Stored records ->

──────────

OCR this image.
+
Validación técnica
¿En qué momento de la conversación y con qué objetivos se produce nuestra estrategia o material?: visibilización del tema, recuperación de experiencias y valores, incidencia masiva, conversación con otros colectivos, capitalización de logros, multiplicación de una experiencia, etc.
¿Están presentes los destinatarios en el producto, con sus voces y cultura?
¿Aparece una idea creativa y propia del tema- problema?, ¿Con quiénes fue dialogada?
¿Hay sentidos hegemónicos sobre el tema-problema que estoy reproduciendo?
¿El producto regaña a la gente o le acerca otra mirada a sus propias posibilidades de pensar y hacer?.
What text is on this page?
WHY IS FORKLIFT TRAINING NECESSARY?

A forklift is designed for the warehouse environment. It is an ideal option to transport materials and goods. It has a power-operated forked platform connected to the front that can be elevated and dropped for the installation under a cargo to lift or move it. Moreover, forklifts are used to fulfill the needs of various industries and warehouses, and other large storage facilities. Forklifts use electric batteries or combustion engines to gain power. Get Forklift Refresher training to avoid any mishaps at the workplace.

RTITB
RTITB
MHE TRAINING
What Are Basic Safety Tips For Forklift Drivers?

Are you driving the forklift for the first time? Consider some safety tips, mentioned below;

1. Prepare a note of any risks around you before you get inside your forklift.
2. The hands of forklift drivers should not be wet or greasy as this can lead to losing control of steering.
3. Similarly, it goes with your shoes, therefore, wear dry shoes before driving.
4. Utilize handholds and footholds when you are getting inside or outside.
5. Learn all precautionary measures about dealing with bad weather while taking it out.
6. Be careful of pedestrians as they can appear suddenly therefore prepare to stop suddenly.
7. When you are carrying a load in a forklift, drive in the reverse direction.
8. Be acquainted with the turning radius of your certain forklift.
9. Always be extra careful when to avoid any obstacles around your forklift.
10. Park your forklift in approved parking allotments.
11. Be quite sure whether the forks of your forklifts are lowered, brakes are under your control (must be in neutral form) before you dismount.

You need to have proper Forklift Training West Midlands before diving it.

──────────

Of the lines in the records, how many contain the word "this"? Answer with the number and nothing else.

3